### [Challenge]
Wherever the word "Tons" shows up in a line, please copy that line.

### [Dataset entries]
— START —
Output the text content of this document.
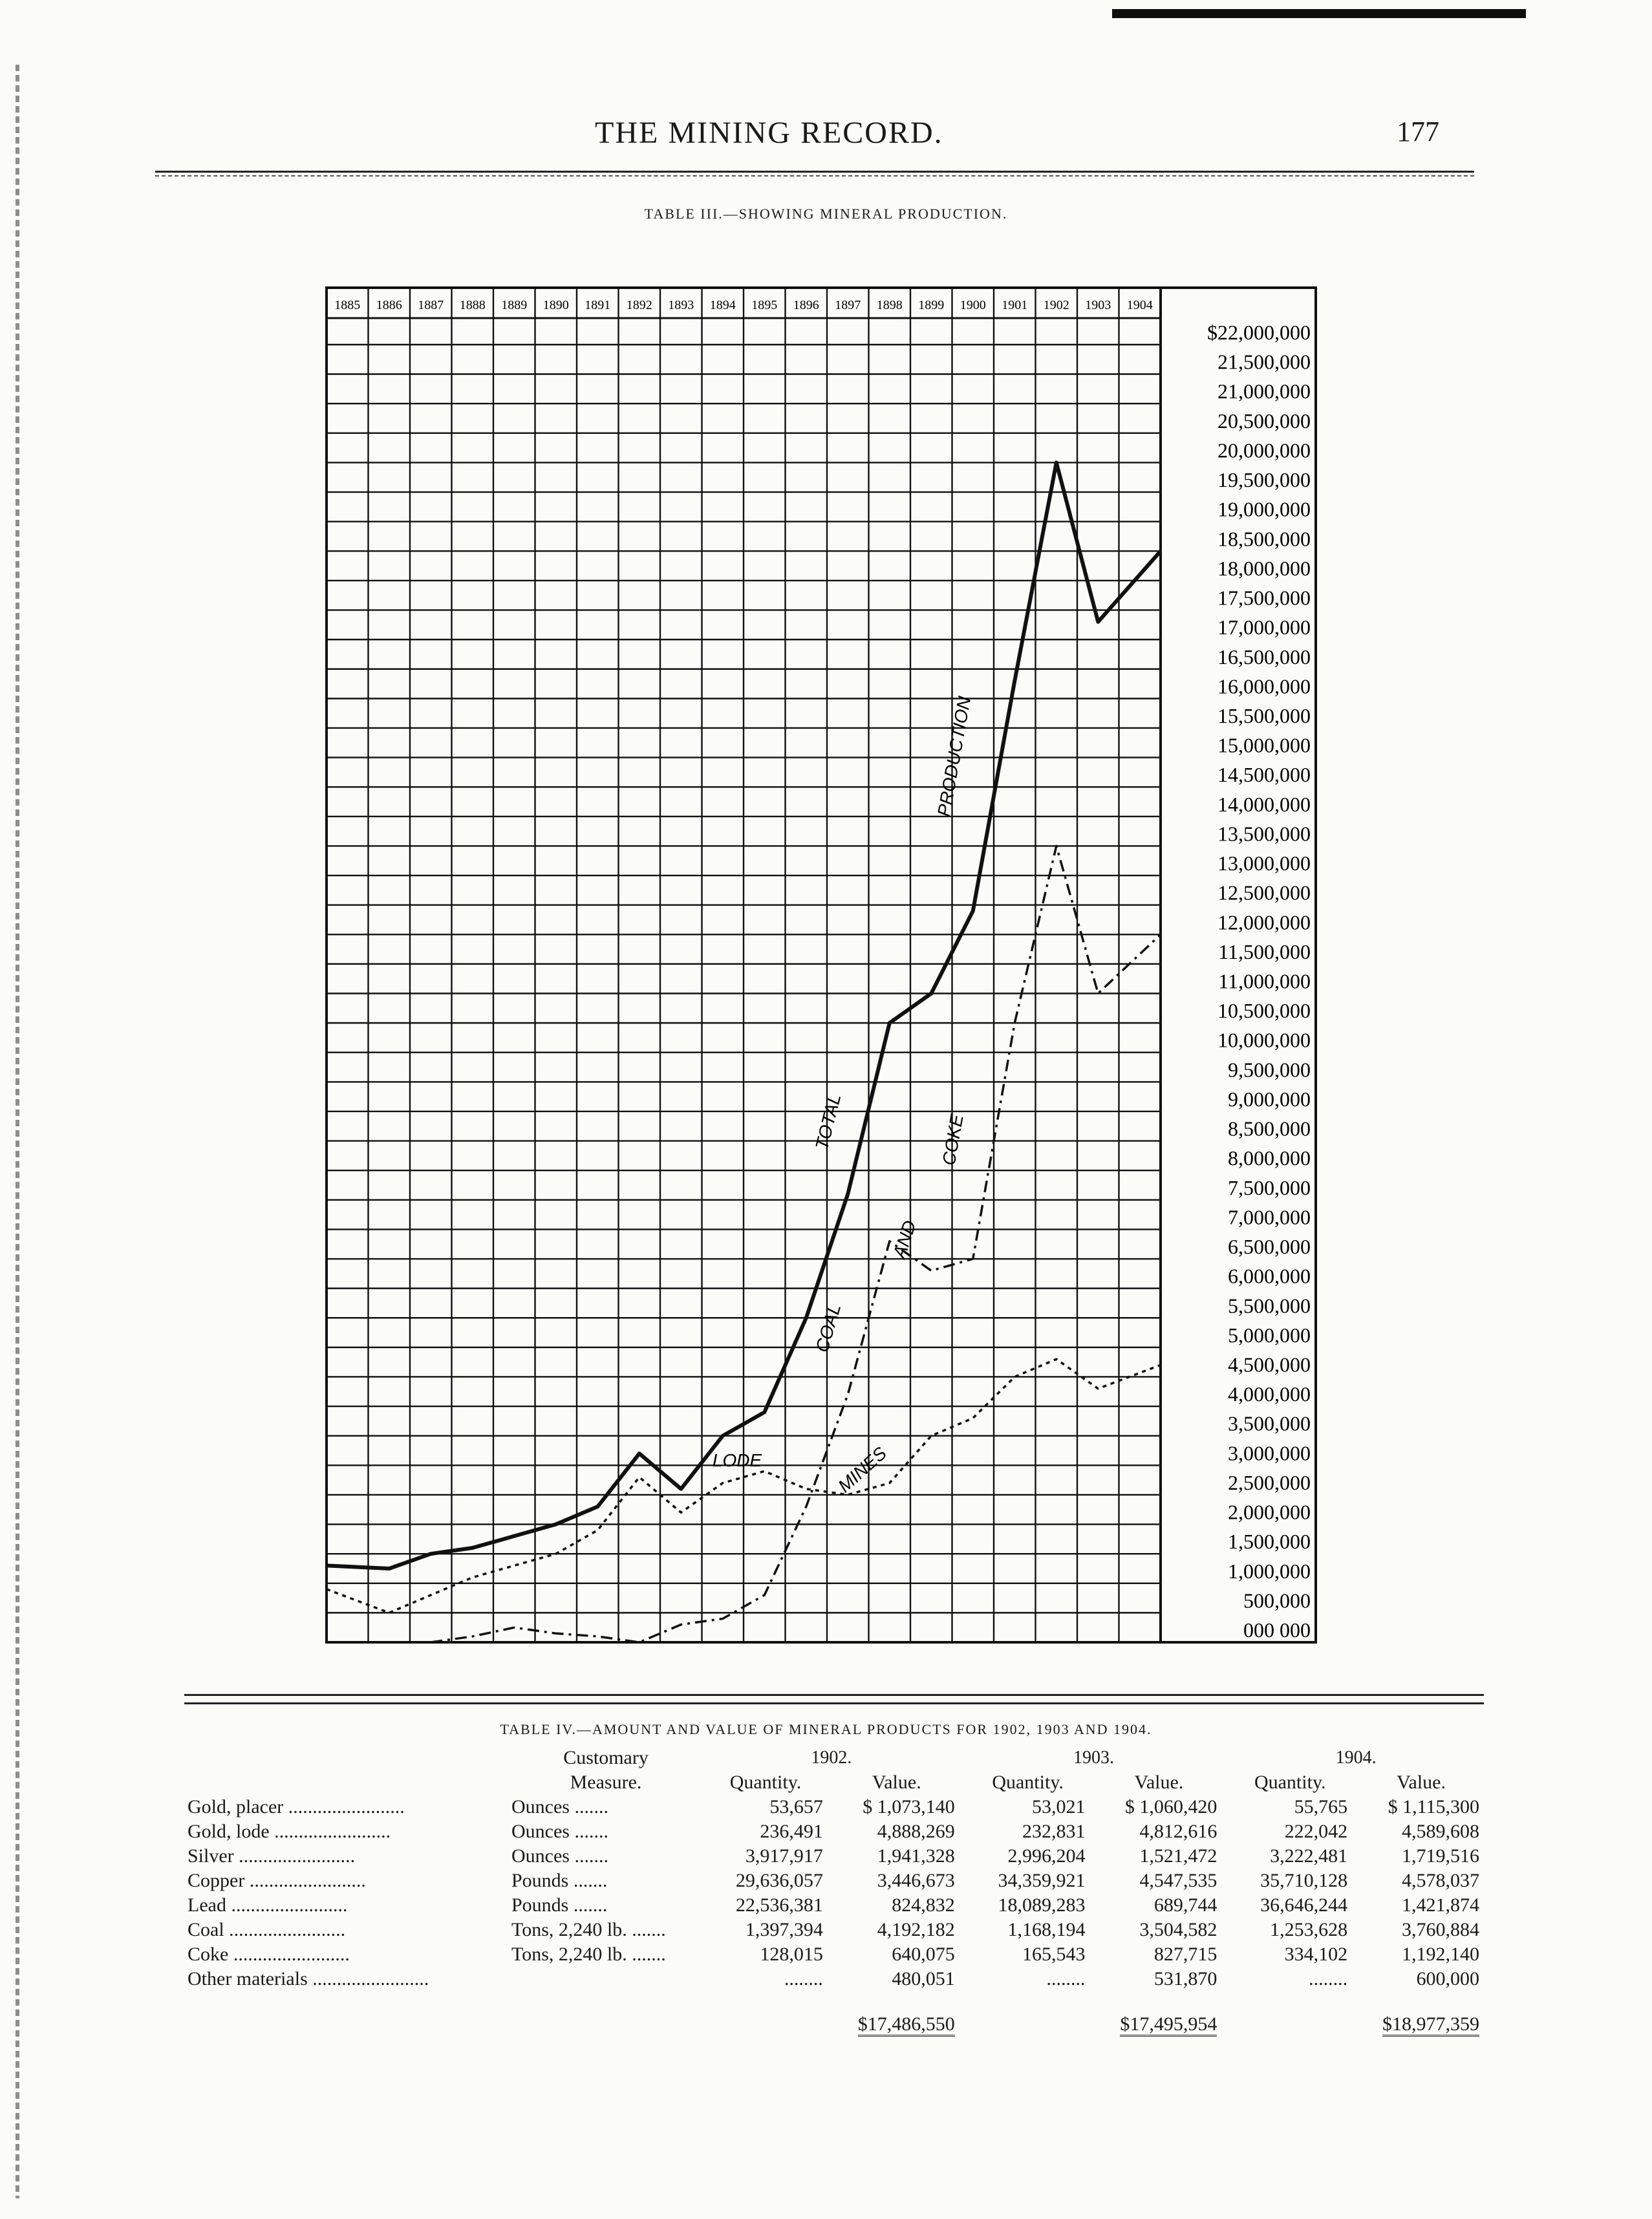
THE MINING RECORD.	177
TABLE III.—SHOWING MINERAL PRODUCTION.
1885 1886 1887 1888 1889 1890 1891 1892 1893 1894 1895 1896 1897 1898 1899 1900 1901 1902 1903 1904
000 000
500,000
1,000,000
1,500,000
2,000,000
2,500,000
3,000,000
3,500,000
4,000,000
4,500,000
5,000,000
5,500,000
6,000,000
6,500,000
7,000,000
7,500,000
8,000,000
8,500,000
9,000,000
9,500,000
10,000,000
10,500,000
11,000,000
11,500,000
12,000,000
12,500,000
13,000,000
13,500,000
14,000,000
14,500,000
15,000,000
15,500,000
16,000,000
16,500,000
17,000,000
17,500,000
18,000,000
18,500,000
19,000,000
19,500,000
20,000,000
20,500,000
21,000,000
21,500,000
$22,000,000
TOTAL
PRODUCTION
COAL
AND
COKE
LODE	MINES
TABLE IV.—AMOUNT AND VALUE OF MINERAL PRODUCTS FOR 1902, 1903 AND 1904.
	Customary	1902.		1903.		1904.	
	Measure.	Quantity.	Value.	Quantity.	Value.	Quantity.	Value.
Gold, placer ........................	Ounces .......	53,657	$ 1,073,140	53,021	$ 1,060,420	55,765	$ 1,115,300
Gold, lode ........................	Ounces .......	236,491	4,888,269	232,831	4,812,616	222,042	4,589,608
Silver ........................	Ounces .......	3,917,917	1,941,328	2,996,204	1,521,472	3,222,481	1,719,516
Copper ........................	Pounds .......	29,636,057	3,446,673	34,359,921	4,547,535	35,710,128	4,578,037
Lead ........................	Pounds .......	22,536,381	824,832	18,089,283	689,744	36,646,244	1,421,874
Coal ........................	Tons, 2,240 lb. .......	1,397,394	4,192,182	1,168,194	3,504,582	1,253,628	3,760,884
Coke ........................	Tons, 2,240 lb. .......	128,015	640,075	165,543	827,715	334,102	1,192,140
Other materials ........................		........	480,051	........	531,870	........	600,000
			$17,486,550		$17,495,954		$18,977,359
— END —
### [Exercise output]
Coal ........................	Tons, 2,240 lb. .......	1,397,394	4,192,182	1,168,194	3,504,582	1,253,628	3,760,884
Coke ........................	Tons, 2,240 lb. .......	128,015	640,075	165,543	827,715	334,102	1,192,140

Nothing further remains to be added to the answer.